[Directions]
Read the listing and extract each line that includes the word "marker".

(Figure data in JSON)
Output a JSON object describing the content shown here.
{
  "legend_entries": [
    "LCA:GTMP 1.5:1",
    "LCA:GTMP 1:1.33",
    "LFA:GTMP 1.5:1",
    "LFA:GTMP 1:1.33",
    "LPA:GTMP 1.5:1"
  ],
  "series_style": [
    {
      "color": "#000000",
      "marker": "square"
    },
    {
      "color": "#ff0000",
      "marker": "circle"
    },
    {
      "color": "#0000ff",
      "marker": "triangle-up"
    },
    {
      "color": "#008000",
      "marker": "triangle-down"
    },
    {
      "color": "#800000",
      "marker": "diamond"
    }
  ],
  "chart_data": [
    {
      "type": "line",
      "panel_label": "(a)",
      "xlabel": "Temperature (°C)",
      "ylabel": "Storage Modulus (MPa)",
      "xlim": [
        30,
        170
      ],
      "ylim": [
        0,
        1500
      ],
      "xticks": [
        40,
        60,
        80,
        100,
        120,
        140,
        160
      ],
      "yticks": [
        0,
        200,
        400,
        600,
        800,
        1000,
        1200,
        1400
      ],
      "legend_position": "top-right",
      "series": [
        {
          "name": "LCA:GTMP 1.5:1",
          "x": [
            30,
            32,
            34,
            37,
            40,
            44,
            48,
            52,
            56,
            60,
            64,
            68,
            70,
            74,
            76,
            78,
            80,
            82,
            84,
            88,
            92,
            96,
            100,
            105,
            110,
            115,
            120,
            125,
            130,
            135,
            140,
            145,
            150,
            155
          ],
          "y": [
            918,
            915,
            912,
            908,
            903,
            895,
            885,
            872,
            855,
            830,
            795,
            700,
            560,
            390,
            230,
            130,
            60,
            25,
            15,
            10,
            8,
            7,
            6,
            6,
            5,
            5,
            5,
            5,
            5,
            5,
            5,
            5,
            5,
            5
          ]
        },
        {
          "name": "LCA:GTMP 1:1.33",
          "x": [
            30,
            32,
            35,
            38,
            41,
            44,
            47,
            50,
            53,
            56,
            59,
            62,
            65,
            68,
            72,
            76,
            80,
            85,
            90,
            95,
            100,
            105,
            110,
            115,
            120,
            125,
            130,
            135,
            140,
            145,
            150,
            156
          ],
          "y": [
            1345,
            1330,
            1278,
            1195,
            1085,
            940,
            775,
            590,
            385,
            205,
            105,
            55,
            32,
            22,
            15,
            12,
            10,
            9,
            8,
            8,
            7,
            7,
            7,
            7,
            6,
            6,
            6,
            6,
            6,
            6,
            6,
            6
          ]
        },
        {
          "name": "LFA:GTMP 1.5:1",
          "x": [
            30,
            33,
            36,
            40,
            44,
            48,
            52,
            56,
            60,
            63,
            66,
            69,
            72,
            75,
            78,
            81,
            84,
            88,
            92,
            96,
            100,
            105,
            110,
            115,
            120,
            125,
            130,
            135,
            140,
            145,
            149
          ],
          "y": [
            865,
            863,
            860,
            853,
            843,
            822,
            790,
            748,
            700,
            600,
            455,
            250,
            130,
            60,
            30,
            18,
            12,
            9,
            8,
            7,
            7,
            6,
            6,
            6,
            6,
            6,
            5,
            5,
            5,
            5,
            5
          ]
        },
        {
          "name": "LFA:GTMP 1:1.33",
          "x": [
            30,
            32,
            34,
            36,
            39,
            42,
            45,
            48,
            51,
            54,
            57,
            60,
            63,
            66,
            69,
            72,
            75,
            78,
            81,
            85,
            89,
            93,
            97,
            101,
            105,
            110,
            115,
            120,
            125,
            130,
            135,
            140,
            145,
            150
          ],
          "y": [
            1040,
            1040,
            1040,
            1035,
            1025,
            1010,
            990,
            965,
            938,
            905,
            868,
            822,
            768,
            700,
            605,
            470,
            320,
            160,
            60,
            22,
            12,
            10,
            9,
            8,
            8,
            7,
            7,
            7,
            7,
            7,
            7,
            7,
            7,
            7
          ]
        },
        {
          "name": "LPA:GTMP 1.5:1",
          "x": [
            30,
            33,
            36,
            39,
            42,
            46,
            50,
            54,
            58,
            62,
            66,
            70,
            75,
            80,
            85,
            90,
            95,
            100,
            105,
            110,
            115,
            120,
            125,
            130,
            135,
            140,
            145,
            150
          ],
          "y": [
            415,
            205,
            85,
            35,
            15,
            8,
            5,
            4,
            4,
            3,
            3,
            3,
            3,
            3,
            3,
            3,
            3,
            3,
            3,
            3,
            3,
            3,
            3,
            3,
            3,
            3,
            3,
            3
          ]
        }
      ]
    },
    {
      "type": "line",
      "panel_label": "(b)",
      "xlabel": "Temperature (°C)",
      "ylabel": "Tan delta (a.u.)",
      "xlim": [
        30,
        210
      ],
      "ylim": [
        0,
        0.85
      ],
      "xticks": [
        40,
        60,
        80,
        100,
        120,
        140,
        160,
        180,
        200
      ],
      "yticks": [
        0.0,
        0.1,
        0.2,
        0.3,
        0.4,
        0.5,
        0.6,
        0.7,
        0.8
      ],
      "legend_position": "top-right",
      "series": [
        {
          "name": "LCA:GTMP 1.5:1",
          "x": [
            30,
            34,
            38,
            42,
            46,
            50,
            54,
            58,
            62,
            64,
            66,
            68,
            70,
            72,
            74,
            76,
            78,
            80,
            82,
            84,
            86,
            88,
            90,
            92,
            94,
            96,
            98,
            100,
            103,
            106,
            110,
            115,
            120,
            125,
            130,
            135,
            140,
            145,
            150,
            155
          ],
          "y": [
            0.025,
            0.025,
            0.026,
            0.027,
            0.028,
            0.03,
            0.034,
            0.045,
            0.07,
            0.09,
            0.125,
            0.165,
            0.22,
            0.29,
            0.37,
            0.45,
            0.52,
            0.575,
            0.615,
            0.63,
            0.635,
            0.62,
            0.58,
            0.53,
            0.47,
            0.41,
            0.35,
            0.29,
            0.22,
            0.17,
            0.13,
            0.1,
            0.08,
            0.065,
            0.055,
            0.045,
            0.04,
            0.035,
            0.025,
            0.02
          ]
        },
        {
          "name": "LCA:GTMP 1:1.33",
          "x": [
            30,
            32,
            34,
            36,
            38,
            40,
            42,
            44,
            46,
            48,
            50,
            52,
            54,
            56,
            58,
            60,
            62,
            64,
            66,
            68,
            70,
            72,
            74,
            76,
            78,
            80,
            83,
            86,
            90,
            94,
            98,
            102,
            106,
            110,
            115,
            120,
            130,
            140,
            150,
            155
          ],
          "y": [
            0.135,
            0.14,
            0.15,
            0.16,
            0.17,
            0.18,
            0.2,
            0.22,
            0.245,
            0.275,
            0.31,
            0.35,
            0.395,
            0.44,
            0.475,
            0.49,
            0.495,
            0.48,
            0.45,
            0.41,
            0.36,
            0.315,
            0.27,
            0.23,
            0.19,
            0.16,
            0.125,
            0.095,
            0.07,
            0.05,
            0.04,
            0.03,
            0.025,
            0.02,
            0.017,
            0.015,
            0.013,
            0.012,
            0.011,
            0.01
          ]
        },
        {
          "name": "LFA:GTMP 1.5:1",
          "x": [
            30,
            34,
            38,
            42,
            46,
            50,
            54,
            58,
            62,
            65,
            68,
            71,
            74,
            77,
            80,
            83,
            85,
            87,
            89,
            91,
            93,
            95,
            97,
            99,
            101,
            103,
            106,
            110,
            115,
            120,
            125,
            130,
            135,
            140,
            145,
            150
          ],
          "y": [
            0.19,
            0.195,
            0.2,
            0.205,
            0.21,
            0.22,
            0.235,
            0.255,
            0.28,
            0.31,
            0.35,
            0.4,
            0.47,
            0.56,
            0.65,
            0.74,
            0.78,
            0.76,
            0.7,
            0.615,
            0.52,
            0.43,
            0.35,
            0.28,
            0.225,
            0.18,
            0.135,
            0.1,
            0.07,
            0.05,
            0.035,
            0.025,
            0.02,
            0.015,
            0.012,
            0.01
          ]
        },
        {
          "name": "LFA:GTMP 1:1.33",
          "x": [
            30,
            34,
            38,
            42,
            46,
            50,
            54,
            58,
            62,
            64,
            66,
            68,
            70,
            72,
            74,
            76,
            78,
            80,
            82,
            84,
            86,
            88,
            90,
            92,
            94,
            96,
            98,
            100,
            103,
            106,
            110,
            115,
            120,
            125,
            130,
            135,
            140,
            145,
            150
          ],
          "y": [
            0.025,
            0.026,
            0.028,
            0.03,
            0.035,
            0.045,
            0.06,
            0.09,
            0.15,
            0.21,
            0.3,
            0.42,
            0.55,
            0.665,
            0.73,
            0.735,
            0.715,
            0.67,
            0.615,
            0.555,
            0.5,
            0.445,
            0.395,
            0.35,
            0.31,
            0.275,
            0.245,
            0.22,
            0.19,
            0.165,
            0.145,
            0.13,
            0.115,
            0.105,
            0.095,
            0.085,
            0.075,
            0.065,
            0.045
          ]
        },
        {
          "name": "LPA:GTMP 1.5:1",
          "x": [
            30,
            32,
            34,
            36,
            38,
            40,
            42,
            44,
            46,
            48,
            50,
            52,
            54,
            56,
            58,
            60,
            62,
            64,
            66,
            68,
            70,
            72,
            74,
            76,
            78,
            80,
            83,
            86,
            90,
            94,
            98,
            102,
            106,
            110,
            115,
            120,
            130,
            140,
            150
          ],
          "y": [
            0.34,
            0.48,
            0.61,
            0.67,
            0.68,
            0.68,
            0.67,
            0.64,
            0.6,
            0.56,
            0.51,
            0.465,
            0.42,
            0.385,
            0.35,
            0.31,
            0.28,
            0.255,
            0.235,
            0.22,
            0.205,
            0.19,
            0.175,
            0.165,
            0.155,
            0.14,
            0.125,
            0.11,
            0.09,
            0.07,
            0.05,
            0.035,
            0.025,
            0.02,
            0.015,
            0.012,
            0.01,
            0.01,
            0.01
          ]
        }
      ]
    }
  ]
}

[Result of this task]
      "marker": "square"
      "marker": "circle"
      "marker": "triangle-up"
      "marker": "triangle-down"
      "marker": "diamond"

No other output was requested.